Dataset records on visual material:
──────────

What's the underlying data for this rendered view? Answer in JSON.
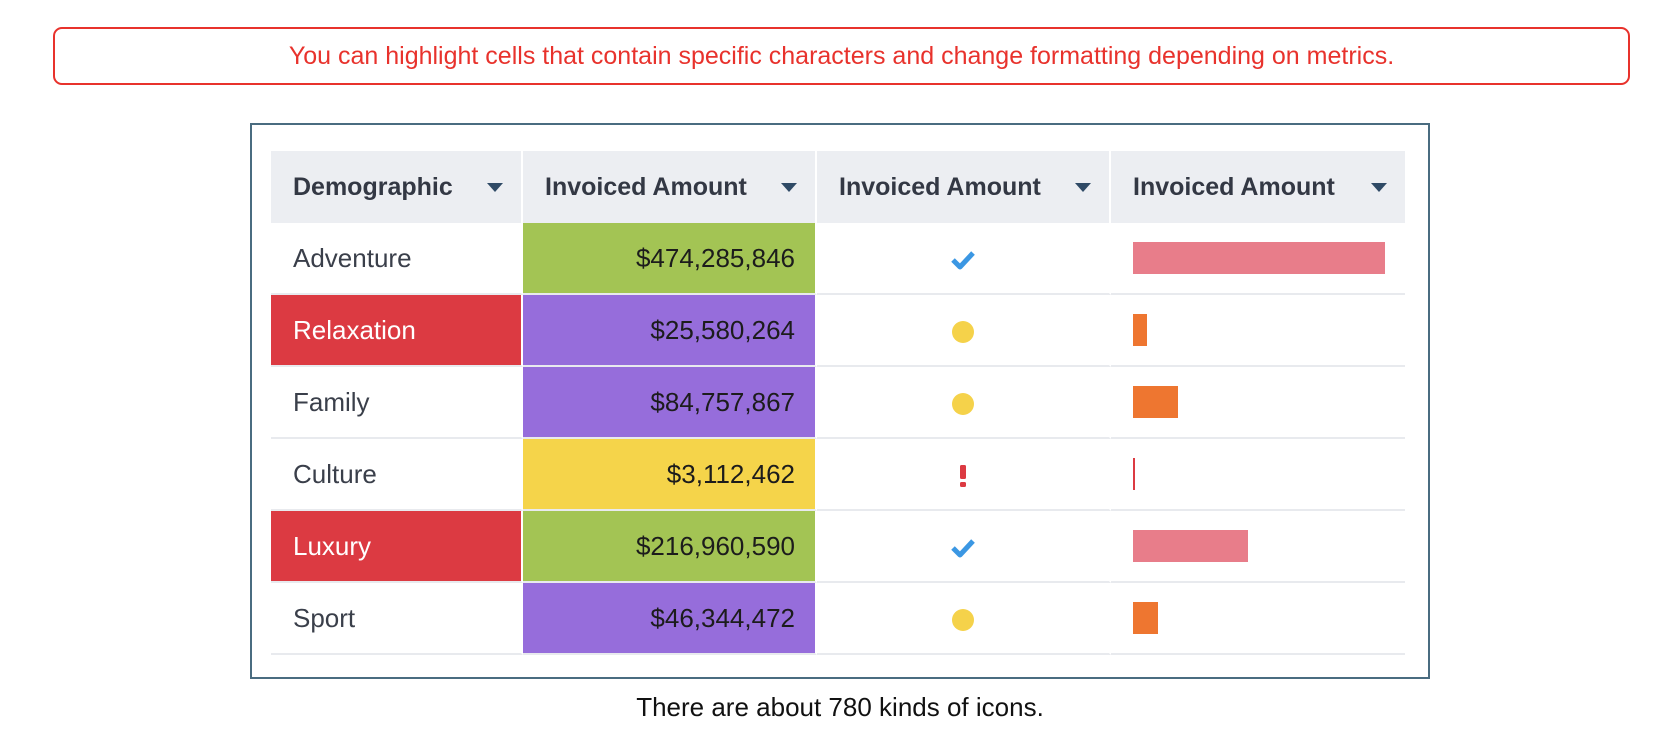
{
  "banner": {
    "text": "You can highlight cells that contain specific characters and change formatting depending on metrics."
  },
  "table": {
    "headers": [
      "Demographic",
      "Invoiced Amount",
      "Invoiced Amount",
      "Invoiced Amount"
    ],
    "rows": [
      {
        "demographic": "Adventure",
        "amount": "$474,285,846",
        "value": 474285846,
        "highlight_name": false,
        "amount_color": "#a3c454",
        "status_icon": "check-icon",
        "status_color": "#3b97e3",
        "bar_color": "#e87d8a"
      },
      {
        "demographic": "Relaxation",
        "amount": "$25,580,264",
        "value": 25580264,
        "highlight_name": true,
        "amount_color": "#966ddb",
        "status_icon": "dot-icon",
        "status_color": "#f5d24a",
        "bar_color": "#ee7630"
      },
      {
        "demographic": "Family",
        "amount": "$84,757,867",
        "value": 84757867,
        "highlight_name": false,
        "amount_color": "#966ddb",
        "status_icon": "dot-icon",
        "status_color": "#f5d24a",
        "bar_color": "#ee7630"
      },
      {
        "demographic": "Culture",
        "amount": "$3,112,462",
        "value": 3112462,
        "highlight_name": false,
        "amount_color": "#f5d44a",
        "status_icon": "exclamation-icon",
        "status_color": "#dc3a42",
        "bar_color": "#dc3a42"
      },
      {
        "demographic": "Luxury",
        "amount": "$216,960,590",
        "value": 216960590,
        "highlight_name": true,
        "amount_color": "#a3c454",
        "status_icon": "check-icon",
        "status_color": "#3b97e3",
        "bar_color": "#e87d8a"
      },
      {
        "demographic": "Sport",
        "amount": "$46,344,472",
        "value": 46344472,
        "highlight_name": false,
        "amount_color": "#966ddb",
        "status_icon": "dot-icon",
        "status_color": "#f5d24a",
        "bar_color": "#ee7630"
      }
    ]
  },
  "caption": {
    "text": "There are about 780 kinds of icons."
  },
  "colors": {
    "banner_accent": "#e8322c",
    "frame_border": "#4a6c80",
    "header_bg": "#eceef2",
    "name_highlight": "#dc3a42"
  }
}
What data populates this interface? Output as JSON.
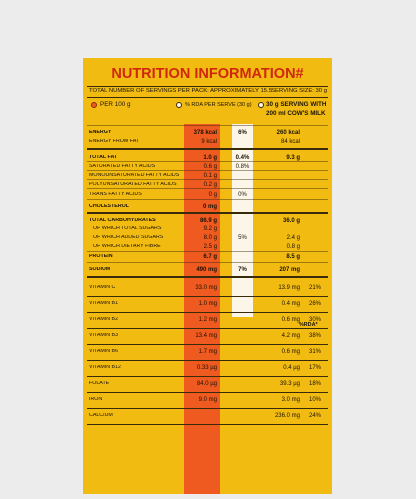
{
  "title": "NUTRITION INFORMATION#",
  "servings_text": "TOTAL NUMBER OF SERVINGS PER PACK: APPROXIMATELY 15.5",
  "serving_size": "SERVING SIZE: 30 g",
  "columns": {
    "per100": "PER 100 g",
    "rda": "% RDA PER SERVE (30 g)",
    "with_milk_1": "30 g SERVING WITH",
    "with_milk_2": "200 ml COW'S MILK"
  },
  "rda_header": "%RDA*",
  "colors": {
    "panel": "#f1bb12",
    "orange_column": "#ee5a1f",
    "title": "#d0270f",
    "light_column": "#fbf6e8"
  },
  "rows": [
    {
      "label": "ENERGY",
      "per100": "378 kcal",
      "rda": "6%",
      "milk": "260 kcal",
      "milk_rda": ""
    },
    {
      "label": "ENERGY FROM FAT",
      "per100": "9 kcal",
      "rda": "",
      "milk": "84 kcal",
      "milk_rda": ""
    },
    {
      "label": "TOTAL FAT",
      "per100": "1.0 g",
      "rda": "0.4%",
      "milk": "9.3 g",
      "milk_rda": ""
    },
    {
      "label": "SATURATED FATTY ACIDS",
      "per100": "0.6 g",
      "rda": "0.8%",
      "milk": "",
      "milk_rda": ""
    },
    {
      "label": "MONOUNSATURATED FATTY ACIDS",
      "per100": "0.1 g",
      "rda": "",
      "milk": "",
      "milk_rda": ""
    },
    {
      "label": "POLYUNSATURATED FATTY ACIDS",
      "per100": "0.2 g",
      "rda": "",
      "milk": "",
      "milk_rda": ""
    },
    {
      "label": "TRANS FATTY ACIDS",
      "per100": "0 g",
      "rda": "0%",
      "milk": "",
      "milk_rda": ""
    },
    {
      "label": "CHOLESTEROL",
      "per100": "0 mg",
      "rda": "",
      "milk": "",
      "milk_rda": ""
    },
    {
      "label": "TOTAL CARBOHYDRATES",
      "per100": "86.9 g",
      "rda": "",
      "milk": "36.0 g",
      "milk_rda": ""
    },
    {
      "label": "OF WHICH TOTAL SUGARS",
      "per100": "9.2 g",
      "rda": "",
      "milk": "",
      "milk_rda": ""
    },
    {
      "label": "OF WHICH ADDED SUGARS",
      "per100": "8.0 g",
      "rda": "5%",
      "milk": "2.4 g",
      "milk_rda": ""
    },
    {
      "label": "OF WHICH DIETARY FIBRE",
      "per100": "2.5 g",
      "rda": "",
      "milk": "0.8 g",
      "milk_rda": ""
    },
    {
      "label": "PROTEIN",
      "per100": "6.7 g",
      "rda": "",
      "milk": "8.5 g",
      "milk_rda": ""
    },
    {
      "label": "SODIUM",
      "per100": "490 mg",
      "rda": "7%",
      "milk": "207 mg",
      "milk_rda": ""
    },
    {
      "label": "VITAMIN C",
      "per100": "33.0 mg",
      "rda": "",
      "milk": "13.9 mg",
      "milk_rda": "21%"
    },
    {
      "label": "VITAMIN B1",
      "per100": "1.0 mg",
      "rda": "",
      "milk": "0.4 mg",
      "milk_rda": "26%"
    },
    {
      "label": "VITAMIN B2",
      "per100": "1.2 mg",
      "rda": "",
      "milk": "0.6 mg",
      "milk_rda": "30%"
    },
    {
      "label": "VITAMIN B3",
      "per100": "13.4 mg",
      "rda": "",
      "milk": "4.2 mg",
      "milk_rda": "38%"
    },
    {
      "label": "VITAMIN B6",
      "per100": "1.7 mg",
      "rda": "",
      "milk": "0.6 mg",
      "milk_rda": "31%"
    },
    {
      "label": "VITAMIN B12",
      "per100": "0.33 µg",
      "rda": "",
      "milk": "0.4 µg",
      "milk_rda": "17%"
    },
    {
      "label": "FOLATE",
      "per100": "84.0 µg",
      "rda": "",
      "milk": "39.3 µg",
      "milk_rda": "18%"
    },
    {
      "label": "IRON",
      "per100": "9.0 mg",
      "rda": "",
      "milk": "3.0 mg",
      "milk_rda": "10%"
    },
    {
      "label": "CALCIUM",
      "per100": "",
      "rda": "",
      "milk": "236.0 mg",
      "milk_rda": "24%"
    }
  ]
}
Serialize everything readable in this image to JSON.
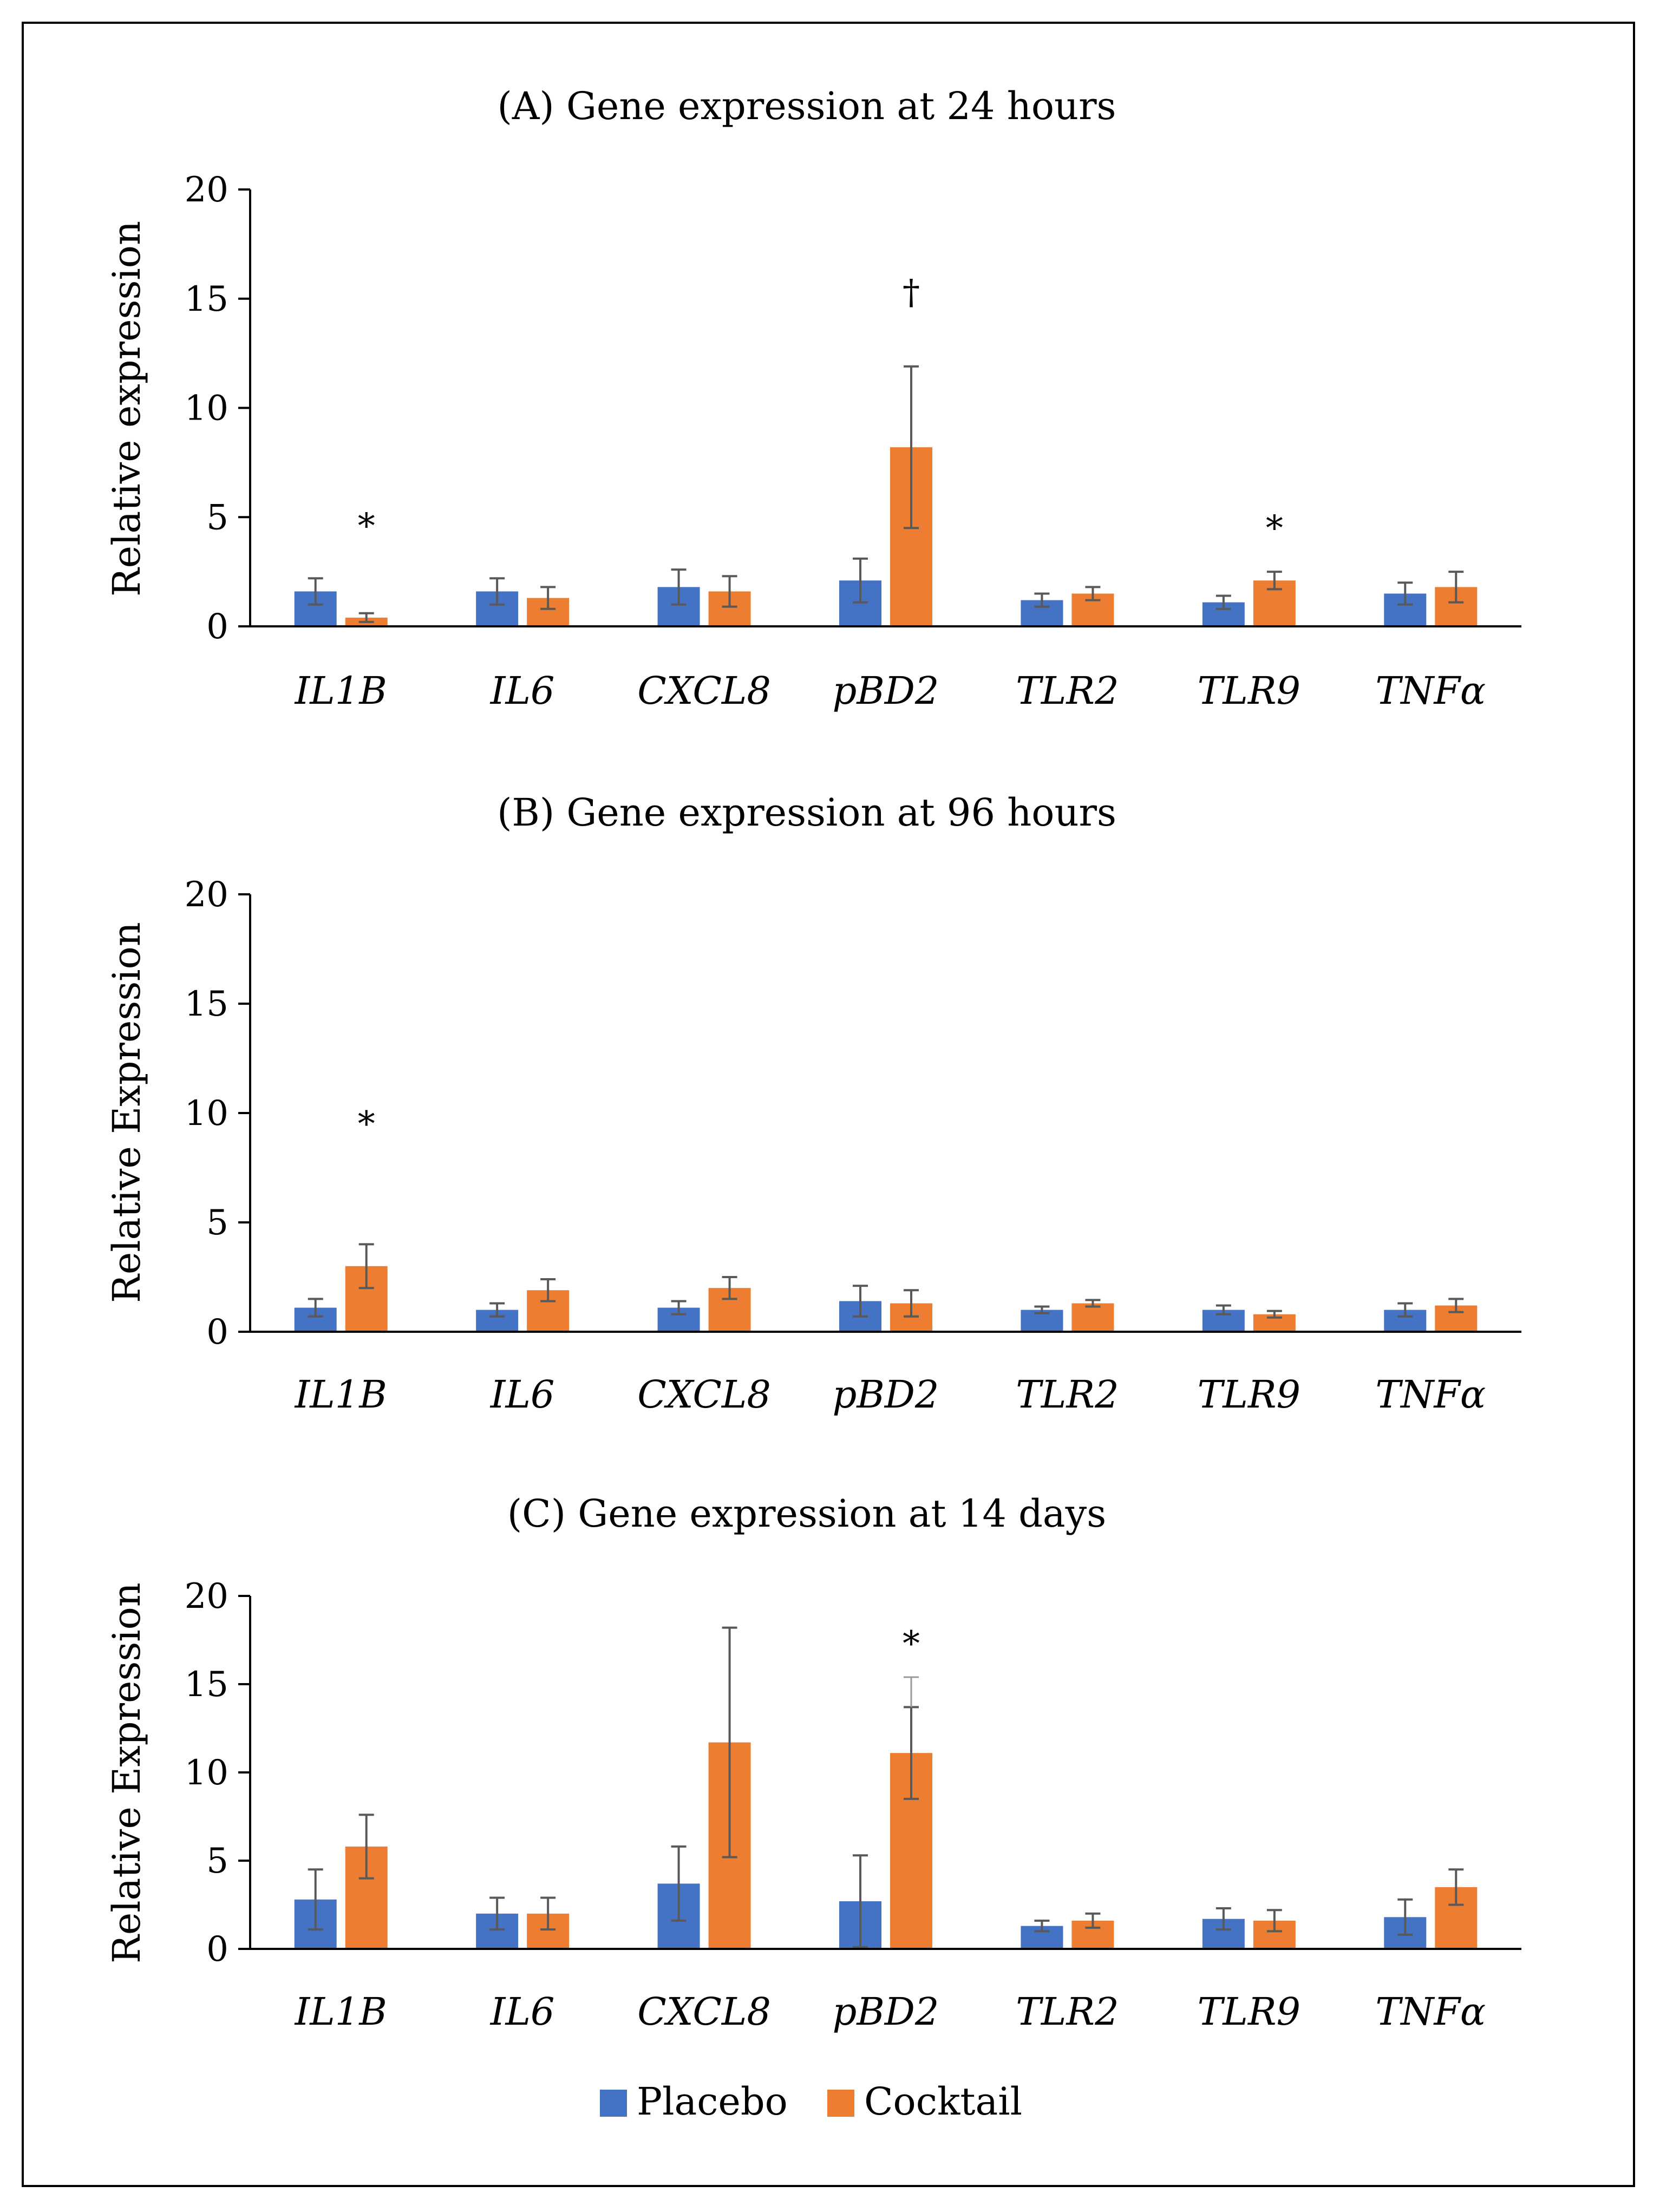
{
  "chart_data": [
    {
      "type": "bar",
      "title": "(A) Gene expression at 24 hours",
      "ylabel": "Relative expression",
      "xlabel": "",
      "ylim": [
        0,
        20
      ],
      "yticks": [
        "0",
        "5",
        "10",
        "15",
        "20"
      ],
      "categories": [
        "IL1B",
        "IL6",
        "CXCL8",
        "pBD2",
        "TLR2",
        "TLR9",
        "TNFα"
      ],
      "series": [
        {
          "name": "Placebo",
          "values": [
            1.6,
            1.6,
            1.8,
            2.1,
            1.2,
            1.1,
            1.5
          ],
          "errors": [
            0.6,
            0.6,
            0.8,
            1.0,
            0.3,
            0.3,
            0.5
          ]
        },
        {
          "name": "Cocktail",
          "values": [
            0.4,
            1.3,
            1.6,
            8.2,
            1.5,
            2.1,
            1.8
          ],
          "errors": [
            0.2,
            0.5,
            0.7,
            3.7,
            0.3,
            0.4,
            0.7
          ]
        }
      ],
      "annotations": [
        {
          "category": "IL1B",
          "series": "Cocktail",
          "text": "*",
          "y": 4.6
        },
        {
          "category": "pBD2",
          "series": "Cocktail",
          "text": "†",
          "y": 15.3
        },
        {
          "category": "TLR9",
          "series": "Cocktail",
          "text": "*",
          "y": 4.5
        }
      ]
    },
    {
      "type": "bar",
      "title": "(B) Gene expression at 96 hours",
      "ylabel": "Relative Expression",
      "xlabel": "",
      "ylim": [
        0,
        20
      ],
      "yticks": [
        "0",
        "5",
        "10",
        "15",
        "20"
      ],
      "categories": [
        "IL1B",
        "IL6",
        "CXCL8",
        "pBD2",
        "TLR2",
        "TLR9",
        "TNFα"
      ],
      "series": [
        {
          "name": "Placebo",
          "values": [
            1.1,
            1.0,
            1.1,
            1.4,
            1.0,
            1.0,
            1.0
          ],
          "errors": [
            0.4,
            0.3,
            0.3,
            0.7,
            0.15,
            0.2,
            0.3
          ]
        },
        {
          "name": "Cocktail",
          "values": [
            3.0,
            1.9,
            2.0,
            1.3,
            1.3,
            0.8,
            1.2
          ],
          "errors": [
            1.0,
            0.5,
            0.5,
            0.6,
            0.15,
            0.15,
            0.3
          ]
        }
      ],
      "annotations": [
        {
          "category": "IL1B",
          "series": "Cocktail",
          "text": "*",
          "y": 9.5
        }
      ]
    },
    {
      "type": "bar",
      "title": "(C) Gene expression at 14 days",
      "ylabel": "Relative Expression",
      "xlabel": "",
      "ylim": [
        0,
        20
      ],
      "yticks": [
        "0",
        "5",
        "10",
        "15",
        "20"
      ],
      "categories": [
        "IL1B",
        "IL6",
        "CXCL8",
        "pBD2",
        "TLR2",
        "TLR9",
        "TNFα"
      ],
      "series": [
        {
          "name": "Placebo",
          "values": [
            2.8,
            2.0,
            3.7,
            2.7,
            1.3,
            1.7,
            1.8
          ],
          "errors": [
            1.7,
            0.9,
            2.1,
            2.6,
            0.3,
            0.6,
            1.0
          ]
        },
        {
          "name": "Cocktail",
          "values": [
            5.8,
            2.0,
            11.7,
            11.1,
            1.6,
            1.6,
            3.5
          ],
          "errors": [
            1.8,
            0.9,
            6.5,
            2.6,
            0.4,
            0.6,
            1.0
          ]
        }
      ],
      "extra_error_caps": [
        {
          "category": "pBD2",
          "series": "Cocktail",
          "y": 15.4
        }
      ],
      "annotations": [
        {
          "category": "pBD2",
          "series": "Cocktail",
          "text": "*",
          "y": 17.3
        }
      ]
    }
  ],
  "legend": {
    "position": "bottom-center",
    "items": [
      {
        "label": "Placebo",
        "color": "#4472C4"
      },
      {
        "label": "Cocktail",
        "color": "#ED7D31"
      }
    ]
  },
  "colors": {
    "placebo": "#4472C4",
    "cocktail": "#ED7D31",
    "error": "#595959",
    "axis": "#000000"
  }
}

──────────

Aim of the exercise
Working through the data above, find every line holding "ACIDS" and copy it.

Solution for this problem
      "label": "SATURATED FATTY ACIDS",
      "label": "MONOUNSATURATED FATTY ACIDS",
      "label": "POLYUNSATURATED FATTY ACIDS",
      "label": "TRANS FATTY ACIDS",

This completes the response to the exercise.